══ Supplied records

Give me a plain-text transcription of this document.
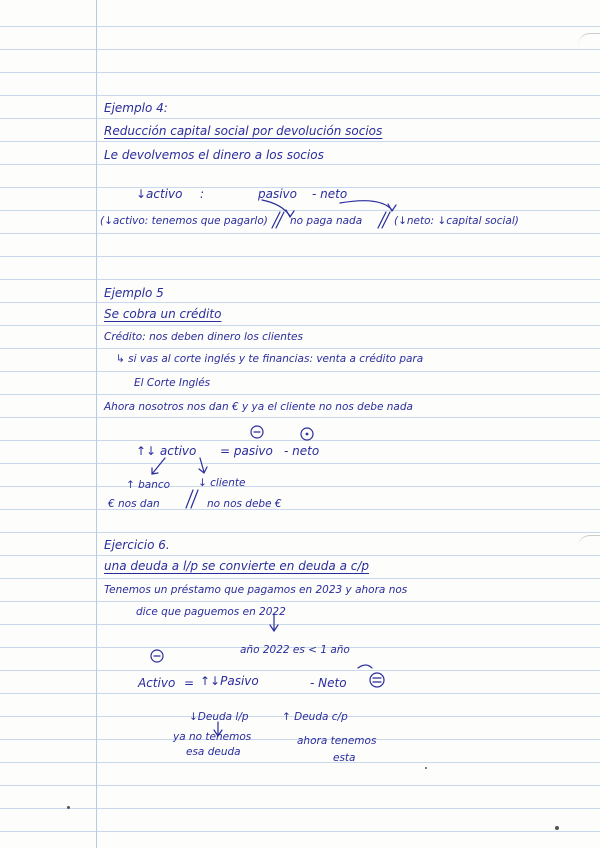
Ejemplo 4:
Reducción capital social por devolución socios
Le devolvemos el dinero a los socios
↓activo :	pasivo - neto
(↓activo: tenemos que pagarlo) no paga nada	(↓neto: ↓capital social)
Ejemplo 5
Se cobra un crédito
Crédito: nos deben dinero los clientes
↳ si vas al corte inglés y te financias: venta a crédito para
El Corte Inglés
Ahora nosotros nos dan € y ya el cliente no nos debe nada
↑↓ activo = pasivo - neto
↑ banco	↓ cliente
€ nos dan	no nos debe €
Ejercicio 6.
una deuda a l/p se convierte en deuda a c/p
Tenemos un préstamo que pagamos en 2023 y ahora nos
dice que paguemos en 2022
año 2022 es < 1 año
Activo = ↑↓Pasivo	- Neto
↓Deuda l/p	↑ Deuda c/p
ya no tenemos
esa deuda
ahora tenemos
esta
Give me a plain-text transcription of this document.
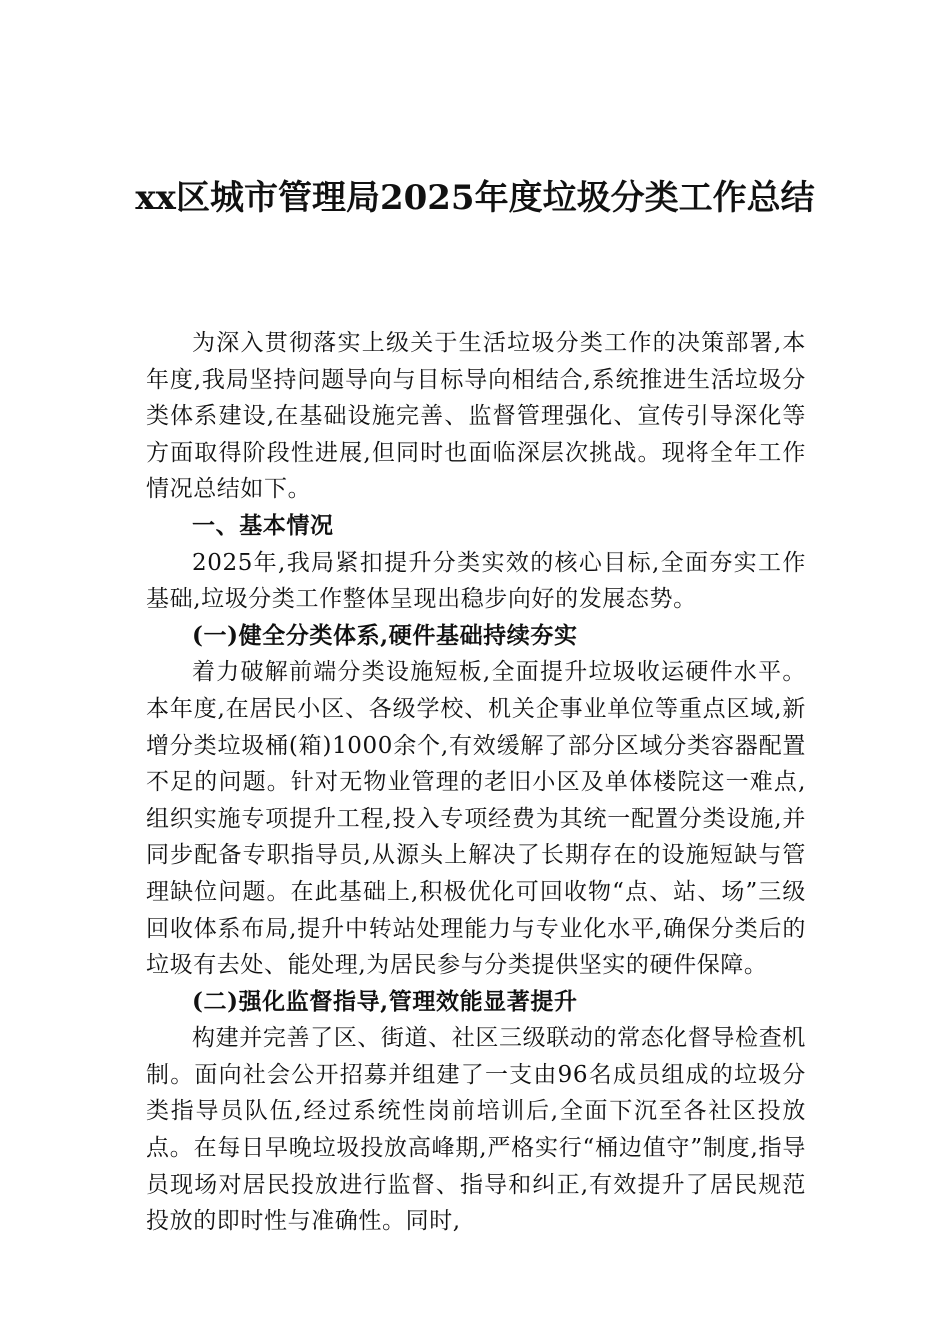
xx区城市管理局2025年度垃圾分类工作总结

为深入贯彻落实上级关于生活垃圾分类工作的决策部署,本年度,我局坚持问题导向与目标导向相结合,系统推进生活垃圾分类体系建设,在基础设施完善、监督管理强化、宣传引导深化等方面取得阶段性进展,但同时也面临深层次挑战。现将全年工作情况总结如下。

一、基本情况

2025年,我局紧扣提升分类实效的核心目标,全面夯实工作基础,垃圾分类工作整体呈现出稳步向好的发展态势。

(一)健全分类体系,硬件基础持续夯实

着力破解前端分类设施短板,全面提升垃圾收运硬件水平。本年度,在居民小区、各级学校、机关企事业单位等重点区域,新增分类垃圾桶(箱)1000余个,有效缓解了部分区域分类容器配置不足的问题。针对无物业管理的老旧小区及单体楼院这一难点,组织实施专项提升工程,投入专项经费为其统一配置分类设施,并同步配备专职指导员,从源头上解决了长期存在的设施短缺与管理缺位问题。在此基础上,积极优化可回收物“点、站、场”三级回收体系布局,提升中转站处理能力与专业化水平,确保分类后的垃圾有去处、能处理,为居民参与分类提供坚实的硬件保障。

(二)强化监督指导,管理效能显著提升

构建并完善了区、街道、社区三级联动的常态化督导检查机制。面向社会公开招募并组建了一支由96名成员组成的垃圾分类指导员队伍,经过系统性岗前培训后,全面下沉至各社区投放点。在每日早晚垃圾投放高峰期,严格实行“桶边值守”制度,指导员现场对居民投放进行监督、指导和纠正,有效提升了居民规范投放的即时性与准确性。同时,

════

Go through the material above and print all of it exactly, except the pictures.

Answer to this exercise
Give me a plain-text transcription of this document.
Ejemplo 4:
Reducción capital social por devolución socios
Le devolvemos el dinero a los socios
↓activo :	pasivo - neto
(↓activo: tenemos que pagarlo) no paga nada	(↓neto: ↓capital social)
Ejemplo 5
Se cobra un crédito
Crédito: nos deben dinero los clientes
↳ si vas al corte inglés y te financias: venta a crédito para
El Corte Inglés
Ahora nosotros nos dan € y ya el cliente no nos debe nada
↑↓ activo = pasivo - neto
↑ banco	↓ cliente
€ nos dan	no nos debe €
Ejercicio 6.
una deuda a l/p se convierte en deuda a c/p
Tenemos un préstamo que pagamos en 2023 y ahora nos
dice que paguemos en 2022
año 2022 es < 1 año
Activo = ↑↓Pasivo	- Neto
↓Deuda l/p	↑ Deuda c/p
ya no tenemos
esa deuda
ahora tenemos
esta
Give me a plain-text transcription of this document.
xx区城市管理局2025年度垃圾分类工作总结

为深入贯彻落实上级关于生活垃圾分类工作的决策部署,本年度,我局坚持问题导向与目标导向相结合,系统推进生活垃圾分类体系建设,在基础设施完善、监督管理强化、宣传引导深化等方面取得阶段性进展,但同时也面临深层次挑战。现将全年工作情况总结如下。

一、基本情况

2025年,我局紧扣提升分类实效的核心目标,全面夯实工作基础,垃圾分类工作整体呈现出稳步向好的发展态势。

(一)健全分类体系,硬件基础持续夯实

着力破解前端分类设施短板,全面提升垃圾收运硬件水平。本年度,在居民小区、各级学校、机关企事业单位等重点区域,新增分类垃圾桶(箱)1000余个,有效缓解了部分区域分类容器配置不足的问题。针对无物业管理的老旧小区及单体楼院这一难点,组织实施专项提升工程,投入专项经费为其统一配置分类设施,并同步配备专职指导员,从源头上解决了长期存在的设施短缺与管理缺位问题。在此基础上,积极优化可回收物“点、站、场”三级回收体系布局,提升中转站处理能力与专业化水平,确保分类后的垃圾有去处、能处理,为居民参与分类提供坚实的硬件保障。

(二)强化监督指导,管理效能显著提升

构建并完善了区、街道、社区三级联动的常态化督导检查机制。面向社会公开招募并组建了一支由96名成员组成的垃圾分类指导员队伍,经过系统性岗前培训后,全面下沉至各社区投放点。在每日早晚垃圾投放高峰期,严格实行“桶边值守”制度,指导员现场对居民投放进行监督、指导和纠正,有效提升了居民规范投放的即时性与准确性。同时,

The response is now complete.